(Written task) From the listing that follows, output everything exactly except the pictures.

(Provided records)

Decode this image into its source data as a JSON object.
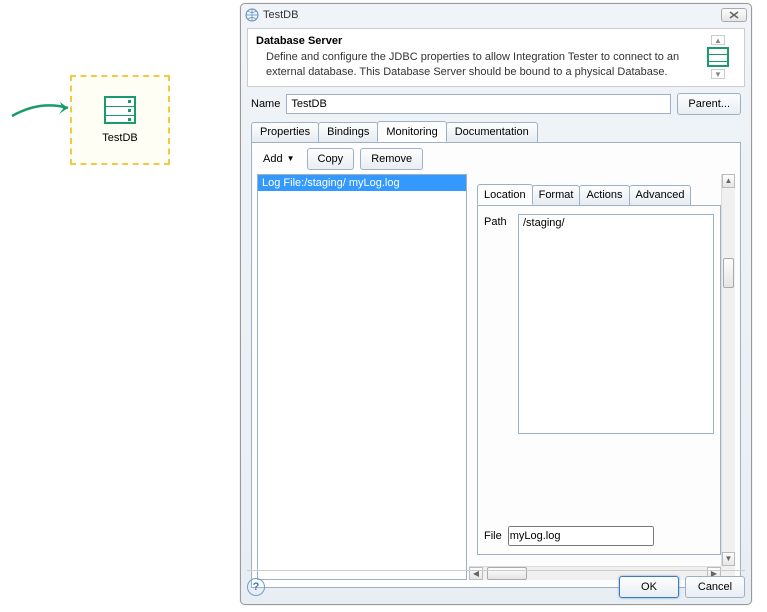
{
  "left_node": {
    "label": "TestDB"
  },
  "dialog": {
    "title": "TestDB",
    "header": {
      "title": "Database Server",
      "description": "Define and configure the JDBC properties to allow                 Integration Tester to connect to an external database. This Database Server should be bound to a physical Database."
    },
    "name_label": "Name",
    "name_value": "TestDB",
    "parent_button": "Parent...",
    "tabs": [
      {
        "label": "Properties"
      },
      {
        "label": "Bindings"
      },
      {
        "label": "Monitoring"
      },
      {
        "label": "Documentation"
      }
    ],
    "active_tab": 2,
    "monitoring": {
      "add_label": "Add",
      "copy_label": "Copy",
      "remove_label": "Remove",
      "list_items": [
        "Log File:/staging/ myLog.log"
      ],
      "sub_tabs": [
        {
          "label": "Location"
        },
        {
          "label": "Format"
        },
        {
          "label": "Actions"
        },
        {
          "label": "Advanced"
        }
      ],
      "active_sub_tab": 0,
      "path_label": "Path",
      "path_value": "/staging/",
      "file_label": "File",
      "file_value": "myLog.log"
    },
    "footer": {
      "ok": "OK",
      "cancel": "Cancel"
    }
  }
}
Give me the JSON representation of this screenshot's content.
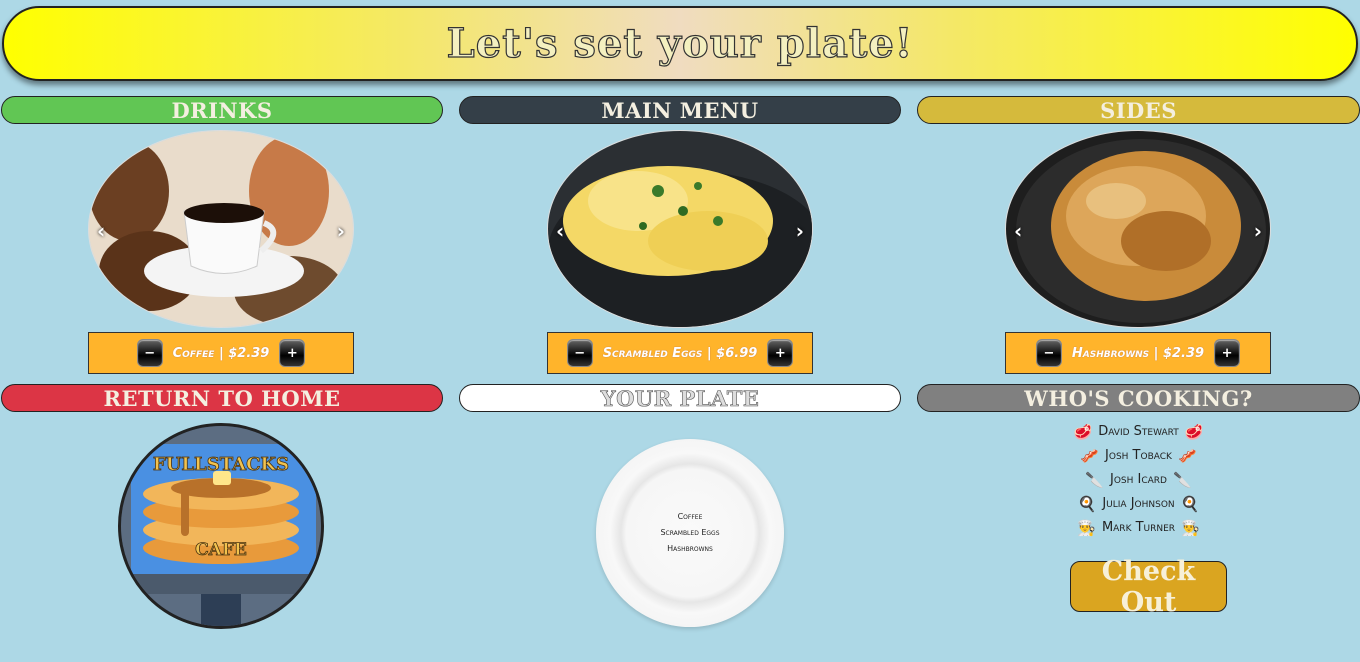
{
  "banner": {
    "title": "Let's set your plate!"
  },
  "sections": {
    "drinks": {
      "label": "DRINKS",
      "color": "#61c654"
    },
    "main": {
      "label": "MAIN MENU",
      "color": "#343f48"
    },
    "sides": {
      "label": "SIDES",
      "color": "#d5ba3c"
    },
    "home": {
      "label": "RETURN TO HOME",
      "color": "#dc3545"
    },
    "plate": {
      "label": "YOUR PLATE",
      "color": "#ffffff"
    },
    "cooking": {
      "label": "WHO'S COOKING?",
      "color": "#808080"
    }
  },
  "carousels": {
    "prev_icon": "‹",
    "next_icon": "›",
    "drinks": {
      "item": "Coffee | $2.39"
    },
    "main": {
      "item": "Scrambled Eggs | $6.99"
    },
    "sides": {
      "item": "Hashbrowns | $2.39"
    }
  },
  "controls": {
    "minus": "−",
    "plus": "+"
  },
  "logo": {
    "text_top": "FULLSTACKS",
    "text_bottom": "CAFE"
  },
  "plate_items": [
    "Coffee",
    "Scrambled Eggs",
    "Hashbrowns"
  ],
  "cooks": [
    {
      "name": "David Stewart",
      "icon": "🥩"
    },
    {
      "name": "Josh Toback",
      "icon": "🥓"
    },
    {
      "name": "Josh Icard",
      "icon": "🔪"
    },
    {
      "name": "Julia Johnson",
      "icon": "🍳"
    },
    {
      "name": "Mark Turner",
      "icon": "👨‍🍳"
    }
  ],
  "checkout": {
    "label": "Check Out"
  }
}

(Output of the exercise)
Decode this image into its source data as a JSON object.
{
  "left_node": {
    "label": "TestDB"
  },
  "dialog": {
    "title": "TestDB",
    "header": {
      "title": "Database Server",
      "description": "Define and configure the JDBC properties to allow                 Integration Tester to connect to an external database. This Database Server should be bound to a physical Database."
    },
    "name_label": "Name",
    "name_value": "TestDB",
    "parent_button": "Parent...",
    "tabs": [
      {
        "label": "Properties"
      },
      {
        "label": "Bindings"
      },
      {
        "label": "Monitoring"
      },
      {
        "label": "Documentation"
      }
    ],
    "active_tab": 2,
    "monitoring": {
      "add_label": "Add",
      "copy_label": "Copy",
      "remove_label": "Remove",
      "list_items": [
        "Log File:/staging/ myLog.log"
      ],
      "sub_tabs": [
        {
          "label": "Location"
        },
        {
          "label": "Format"
        },
        {
          "label": "Actions"
        },
        {
          "label": "Advanced"
        }
      ],
      "active_sub_tab": 0,
      "path_label": "Path",
      "path_value": "/staging/",
      "file_label": "File",
      "file_value": "myLog.log"
    },
    "footer": {
      "ok": "OK",
      "cancel": "Cancel"
    }
  }
}
Give me the JSON representation of this screenshot's content.
{
  "banner": {
    "title": "Let's set your plate!"
  },
  "sections": {
    "drinks": {
      "label": "DRINKS",
      "color": "#61c654"
    },
    "main": {
      "label": "MAIN MENU",
      "color": "#343f48"
    },
    "sides": {
      "label": "SIDES",
      "color": "#d5ba3c"
    },
    "home": {
      "label": "RETURN TO HOME",
      "color": "#dc3545"
    },
    "plate": {
      "label": "YOUR PLATE",
      "color": "#ffffff"
    },
    "cooking": {
      "label": "WHO'S COOKING?",
      "color": "#808080"
    }
  },
  "carousels": {
    "prev_icon": "‹",
    "next_icon": "›",
    "drinks": {
      "item": "Coffee | $2.39"
    },
    "main": {
      "item": "Scrambled Eggs | $6.99"
    },
    "sides": {
      "item": "Hashbrowns | $2.39"
    }
  },
  "controls": {
    "minus": "−",
    "plus": "+"
  },
  "logo": {
    "text_top": "FULLSTACKS",
    "text_bottom": "CAFE"
  },
  "plate_items": [
    "Coffee",
    "Scrambled Eggs",
    "Hashbrowns"
  ],
  "cooks": [
    {
      "name": "David Stewart",
      "icon": "🥩"
    },
    {
      "name": "Josh Toback",
      "icon": "🥓"
    },
    {
      "name": "Josh Icard",
      "icon": "🔪"
    },
    {
      "name": "Julia Johnson",
      "icon": "🍳"
    },
    {
      "name": "Mark Turner",
      "icon": "👨‍🍳"
    }
  ],
  "checkout": {
    "label": "Check Out"
  }
}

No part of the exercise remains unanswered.